**Brief:**
Look through the lines below and extract any with the word "Secara".

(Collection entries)
━━━━━━━━

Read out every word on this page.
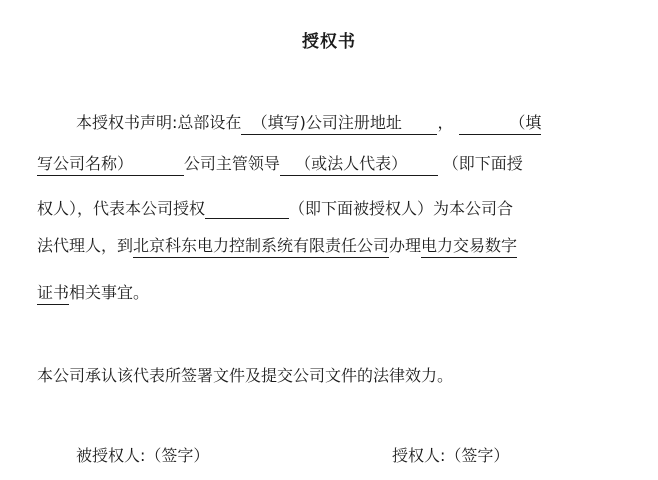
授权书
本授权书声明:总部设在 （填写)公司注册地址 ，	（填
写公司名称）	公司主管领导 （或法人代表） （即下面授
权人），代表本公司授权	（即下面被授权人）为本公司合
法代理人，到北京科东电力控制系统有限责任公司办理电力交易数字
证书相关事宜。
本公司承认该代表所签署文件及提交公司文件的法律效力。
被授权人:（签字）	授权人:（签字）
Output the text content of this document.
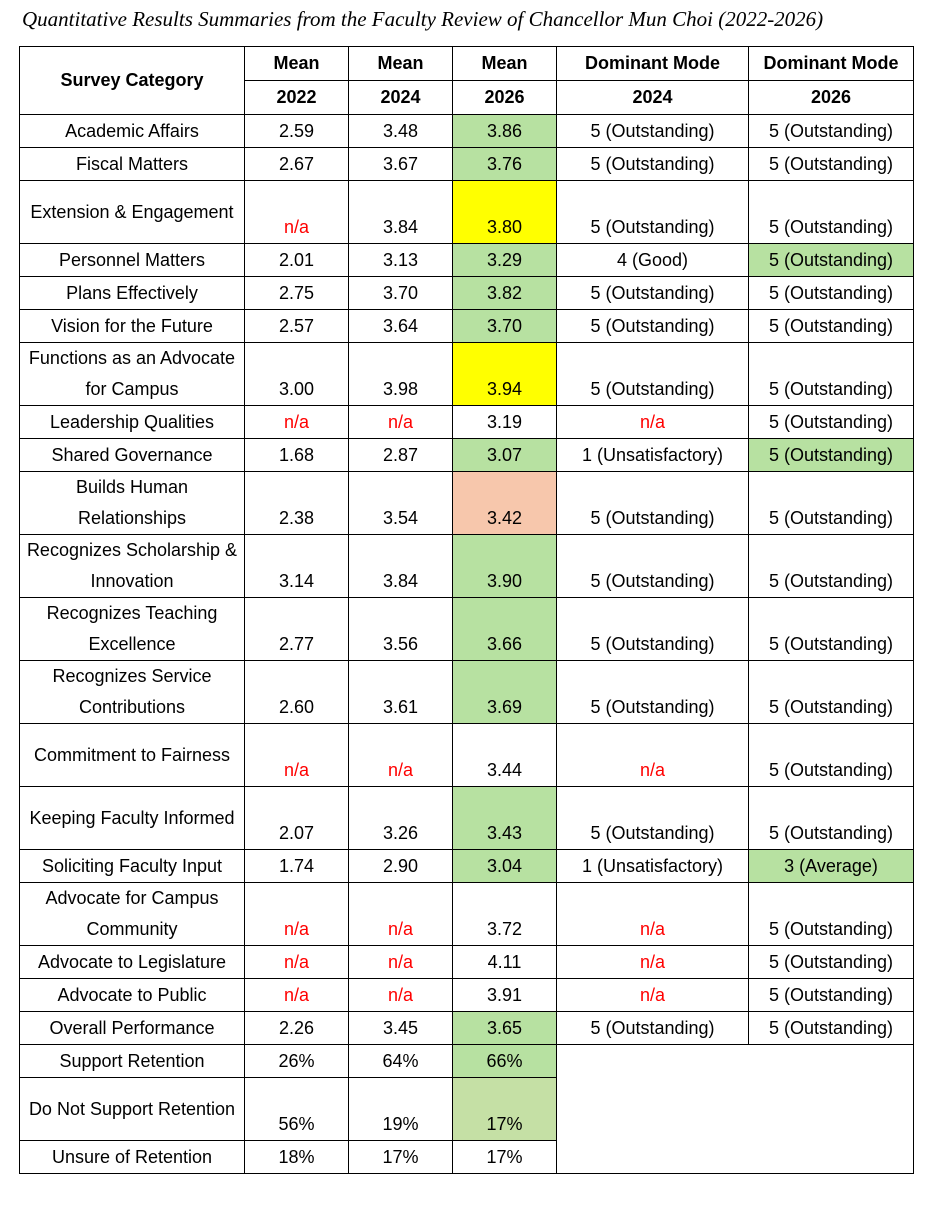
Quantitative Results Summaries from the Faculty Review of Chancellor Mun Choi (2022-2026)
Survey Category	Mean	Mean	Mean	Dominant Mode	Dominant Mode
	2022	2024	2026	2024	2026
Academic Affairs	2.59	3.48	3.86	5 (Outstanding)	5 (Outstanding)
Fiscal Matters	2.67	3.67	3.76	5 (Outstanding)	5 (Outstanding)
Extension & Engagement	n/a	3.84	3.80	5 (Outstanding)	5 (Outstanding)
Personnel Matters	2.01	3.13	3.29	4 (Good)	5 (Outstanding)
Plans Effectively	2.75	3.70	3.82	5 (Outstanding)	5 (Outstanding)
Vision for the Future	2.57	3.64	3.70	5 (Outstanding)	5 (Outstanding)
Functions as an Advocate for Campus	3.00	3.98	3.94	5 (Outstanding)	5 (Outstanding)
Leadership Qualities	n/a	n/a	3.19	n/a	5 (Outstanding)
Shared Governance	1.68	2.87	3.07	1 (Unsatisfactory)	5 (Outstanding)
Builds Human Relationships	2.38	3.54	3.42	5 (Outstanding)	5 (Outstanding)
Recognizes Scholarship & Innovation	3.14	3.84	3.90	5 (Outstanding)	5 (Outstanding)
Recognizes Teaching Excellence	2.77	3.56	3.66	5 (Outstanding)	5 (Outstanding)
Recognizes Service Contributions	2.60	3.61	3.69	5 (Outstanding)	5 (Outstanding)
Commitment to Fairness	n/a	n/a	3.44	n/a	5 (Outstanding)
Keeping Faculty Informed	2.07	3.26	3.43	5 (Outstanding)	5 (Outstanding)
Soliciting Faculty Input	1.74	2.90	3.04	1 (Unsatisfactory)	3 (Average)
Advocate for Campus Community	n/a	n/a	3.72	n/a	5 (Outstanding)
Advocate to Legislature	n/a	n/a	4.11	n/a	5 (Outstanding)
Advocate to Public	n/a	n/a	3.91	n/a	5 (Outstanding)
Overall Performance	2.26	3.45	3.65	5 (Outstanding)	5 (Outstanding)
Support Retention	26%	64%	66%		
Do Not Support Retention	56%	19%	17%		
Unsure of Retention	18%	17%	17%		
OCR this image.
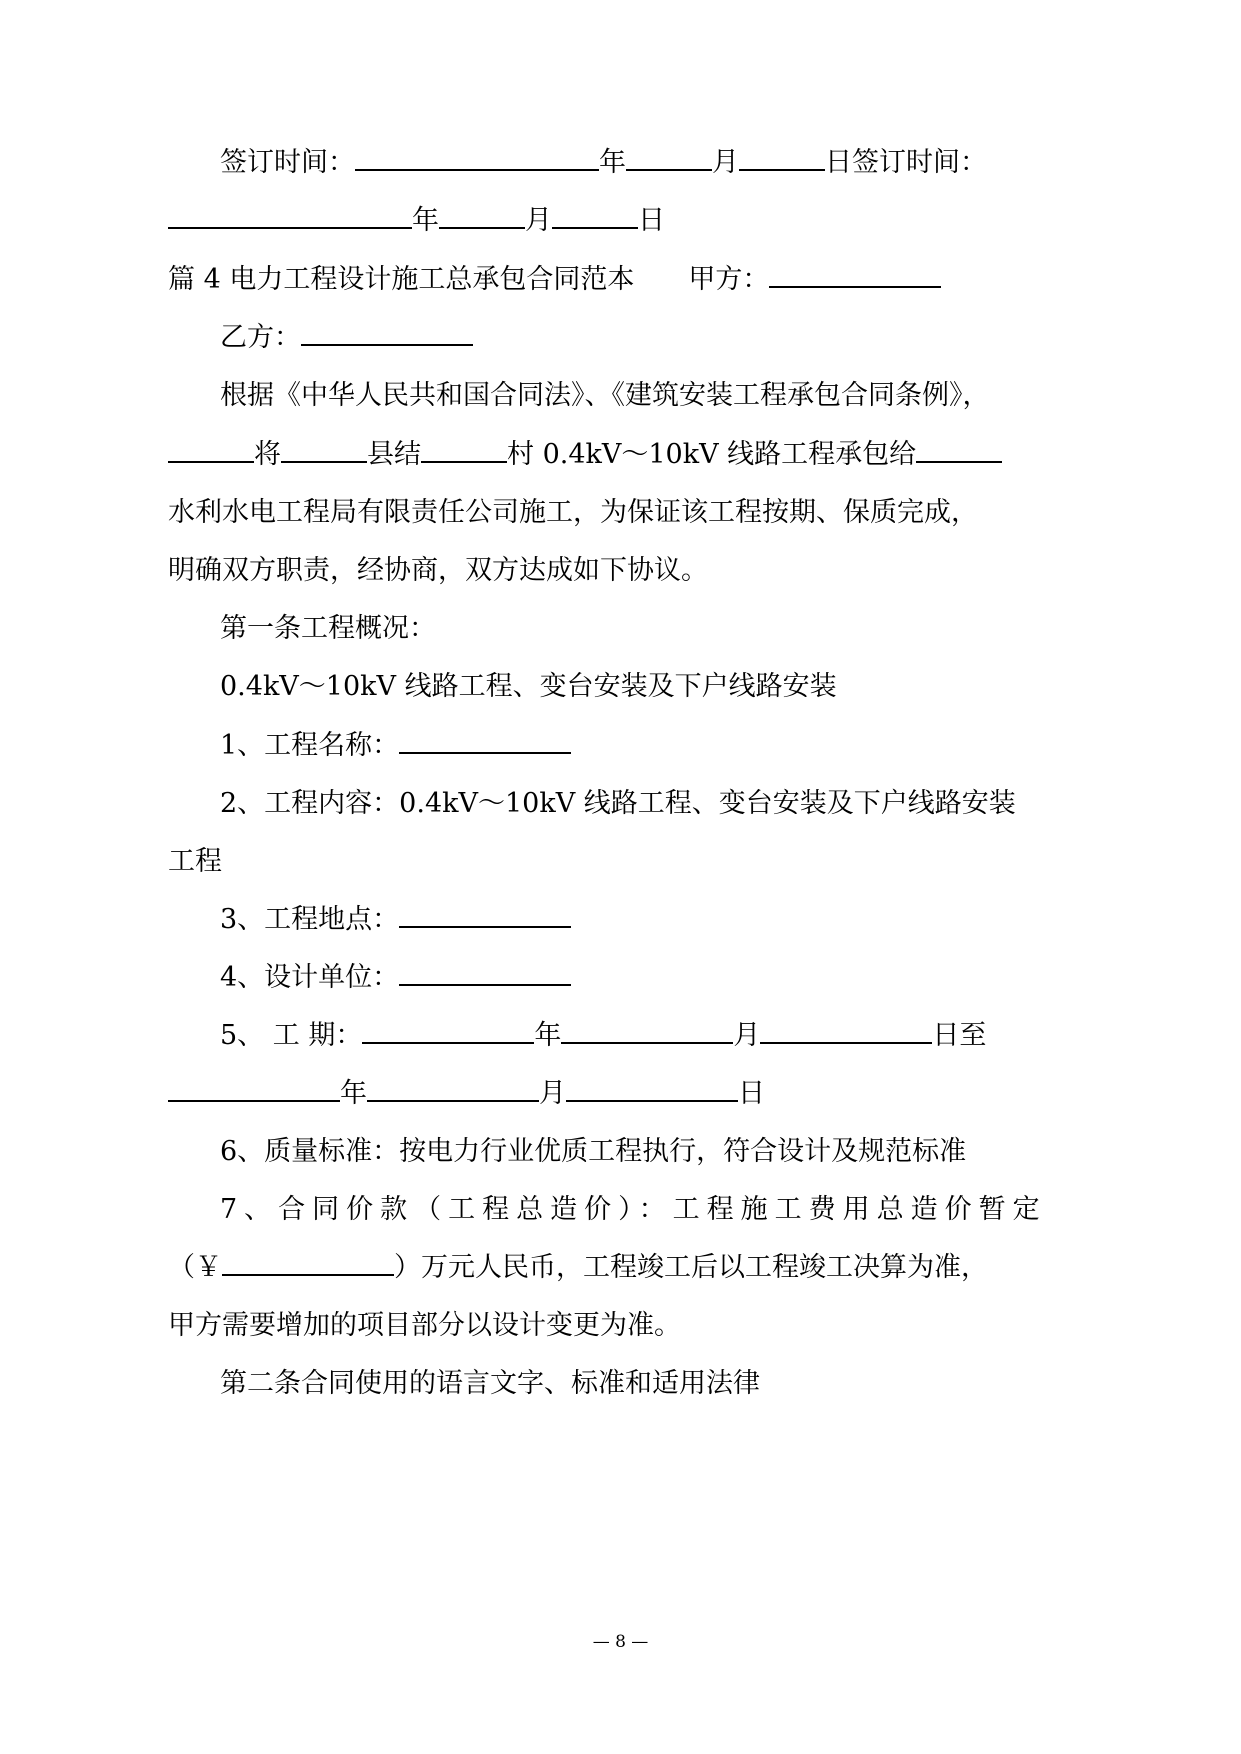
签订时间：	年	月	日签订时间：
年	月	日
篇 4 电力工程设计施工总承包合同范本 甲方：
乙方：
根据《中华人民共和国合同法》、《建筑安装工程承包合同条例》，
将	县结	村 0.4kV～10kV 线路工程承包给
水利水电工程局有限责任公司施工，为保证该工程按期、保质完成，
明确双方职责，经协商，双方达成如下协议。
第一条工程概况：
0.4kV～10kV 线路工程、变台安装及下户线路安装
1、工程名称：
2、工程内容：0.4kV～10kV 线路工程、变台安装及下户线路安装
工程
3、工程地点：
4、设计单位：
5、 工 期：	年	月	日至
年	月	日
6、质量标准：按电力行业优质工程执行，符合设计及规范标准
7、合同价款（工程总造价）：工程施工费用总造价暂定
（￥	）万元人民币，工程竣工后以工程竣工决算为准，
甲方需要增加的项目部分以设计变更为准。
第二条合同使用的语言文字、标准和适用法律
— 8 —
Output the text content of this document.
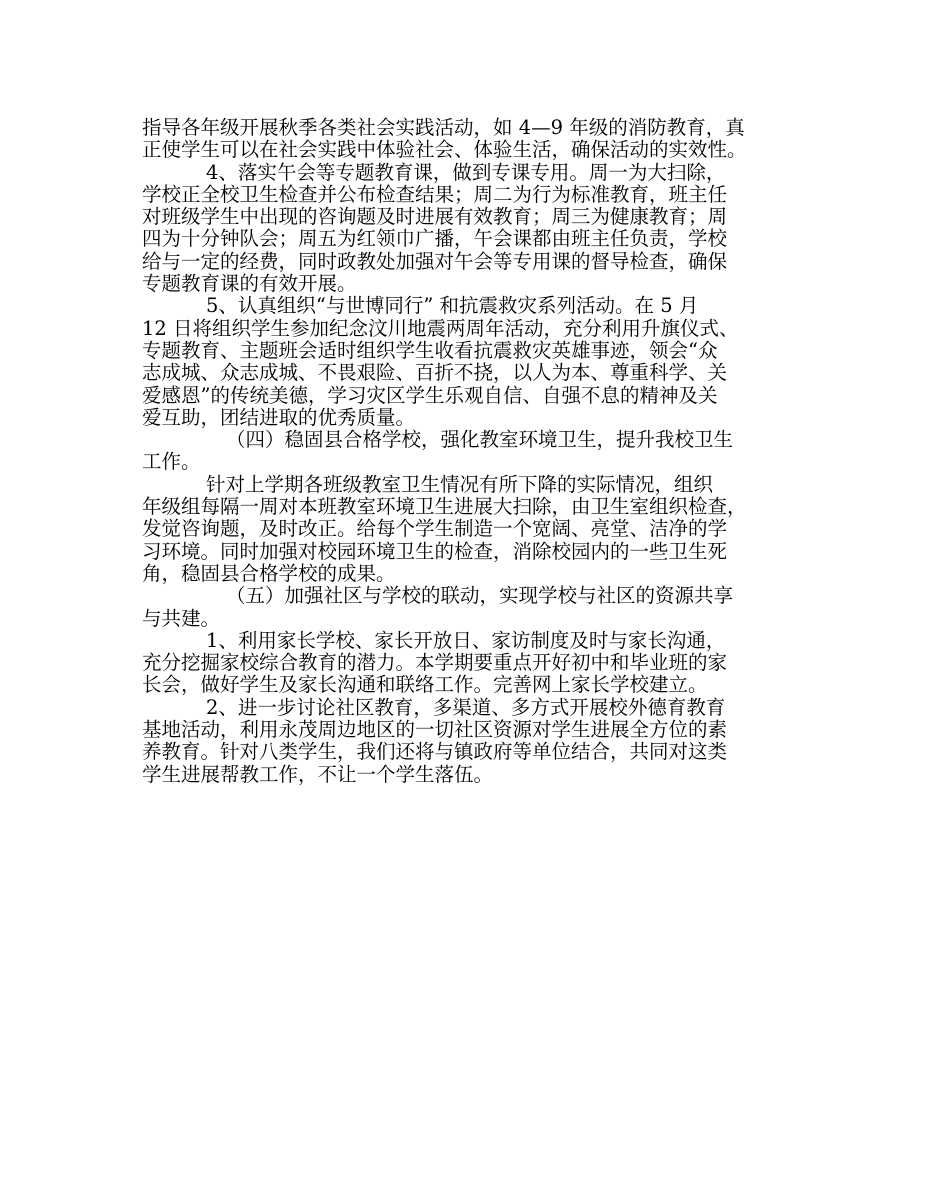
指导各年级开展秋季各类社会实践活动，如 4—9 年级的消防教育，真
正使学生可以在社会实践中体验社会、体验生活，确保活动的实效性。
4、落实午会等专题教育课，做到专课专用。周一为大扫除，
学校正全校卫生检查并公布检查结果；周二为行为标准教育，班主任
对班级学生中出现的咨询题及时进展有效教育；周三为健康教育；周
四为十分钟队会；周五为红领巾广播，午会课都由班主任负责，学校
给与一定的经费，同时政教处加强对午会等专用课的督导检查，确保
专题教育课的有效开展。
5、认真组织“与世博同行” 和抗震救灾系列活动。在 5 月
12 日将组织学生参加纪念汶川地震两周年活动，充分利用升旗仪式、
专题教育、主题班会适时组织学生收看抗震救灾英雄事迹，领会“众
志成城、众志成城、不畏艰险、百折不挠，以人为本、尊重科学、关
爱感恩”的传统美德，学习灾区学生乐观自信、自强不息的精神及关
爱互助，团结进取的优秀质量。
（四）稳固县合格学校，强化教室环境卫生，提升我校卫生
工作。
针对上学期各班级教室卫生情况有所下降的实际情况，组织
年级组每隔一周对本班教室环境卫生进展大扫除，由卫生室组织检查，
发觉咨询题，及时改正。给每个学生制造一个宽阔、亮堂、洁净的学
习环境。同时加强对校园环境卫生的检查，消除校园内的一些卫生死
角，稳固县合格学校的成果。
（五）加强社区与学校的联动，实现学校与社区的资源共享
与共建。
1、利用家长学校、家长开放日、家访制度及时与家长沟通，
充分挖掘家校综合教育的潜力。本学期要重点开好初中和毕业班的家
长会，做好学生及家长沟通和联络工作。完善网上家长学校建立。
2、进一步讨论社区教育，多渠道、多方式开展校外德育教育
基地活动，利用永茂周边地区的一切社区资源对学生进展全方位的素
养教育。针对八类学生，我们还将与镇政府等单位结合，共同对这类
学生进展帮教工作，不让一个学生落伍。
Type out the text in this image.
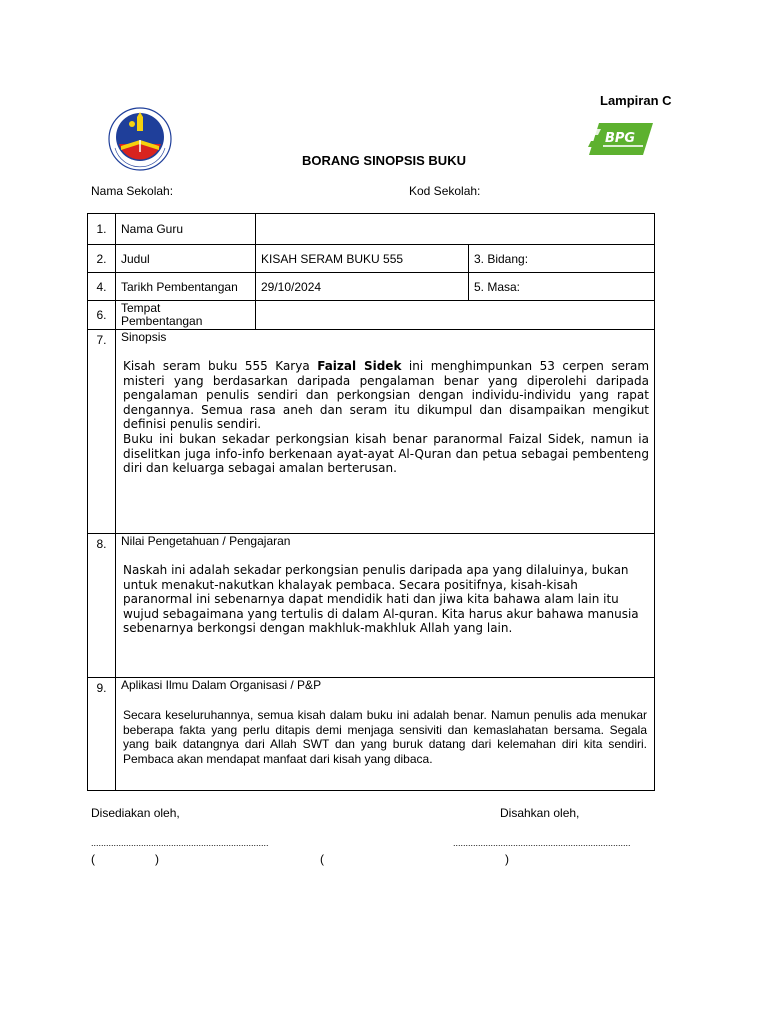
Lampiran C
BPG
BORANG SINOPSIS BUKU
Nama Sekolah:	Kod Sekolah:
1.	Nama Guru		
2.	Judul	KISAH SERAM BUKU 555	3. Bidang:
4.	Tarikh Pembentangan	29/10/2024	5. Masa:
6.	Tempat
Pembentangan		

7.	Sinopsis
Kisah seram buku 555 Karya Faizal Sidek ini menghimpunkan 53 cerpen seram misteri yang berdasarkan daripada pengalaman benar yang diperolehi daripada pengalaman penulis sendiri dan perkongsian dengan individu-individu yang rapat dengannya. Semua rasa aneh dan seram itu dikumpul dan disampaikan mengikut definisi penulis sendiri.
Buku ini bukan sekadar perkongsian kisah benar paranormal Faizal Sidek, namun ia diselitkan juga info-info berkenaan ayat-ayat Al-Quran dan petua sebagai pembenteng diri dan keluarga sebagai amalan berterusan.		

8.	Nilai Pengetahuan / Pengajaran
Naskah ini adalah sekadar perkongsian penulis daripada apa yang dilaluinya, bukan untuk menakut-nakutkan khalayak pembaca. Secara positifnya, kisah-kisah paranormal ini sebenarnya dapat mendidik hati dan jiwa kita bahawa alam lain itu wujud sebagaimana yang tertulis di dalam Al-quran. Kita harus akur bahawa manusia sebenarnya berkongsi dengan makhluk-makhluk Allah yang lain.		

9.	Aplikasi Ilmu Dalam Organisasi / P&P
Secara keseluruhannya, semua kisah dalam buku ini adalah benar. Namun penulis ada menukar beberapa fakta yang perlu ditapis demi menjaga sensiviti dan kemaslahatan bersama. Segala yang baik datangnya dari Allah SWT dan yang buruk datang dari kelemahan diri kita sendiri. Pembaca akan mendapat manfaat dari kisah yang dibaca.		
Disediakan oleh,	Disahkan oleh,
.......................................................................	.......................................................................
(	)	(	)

━━━━━━━━

**Response:**
Naskah ini adalah sekadar perkongsian penulis daripada apa yang dilaluinya, bukan untuk menakut-nakutkan khalayak pembaca. Secara positifnya, kisah-kisah paranormal ini sebenarnya dapat mendidik hati dan jiwa kita bahawa alam lain itu wujud sebagaimana yang tertulis di dalam Al-quran. Kita harus akur bahawa manusia sebenarnya berkongsi dengan makhluk-makhluk Allah yang lain.		
Secara keseluruhannya, semua kisah dalam buku ini adalah benar. Namun penulis ada menukar beberapa fakta yang perlu ditapis demi menjaga sensiviti dan kemaslahatan bersama. Segala yang baik datangnya dari Allah SWT dan yang buruk datang dari kelemahan diri kita sendiri. Pembaca akan mendapat manfaat dari kisah yang dibaca.		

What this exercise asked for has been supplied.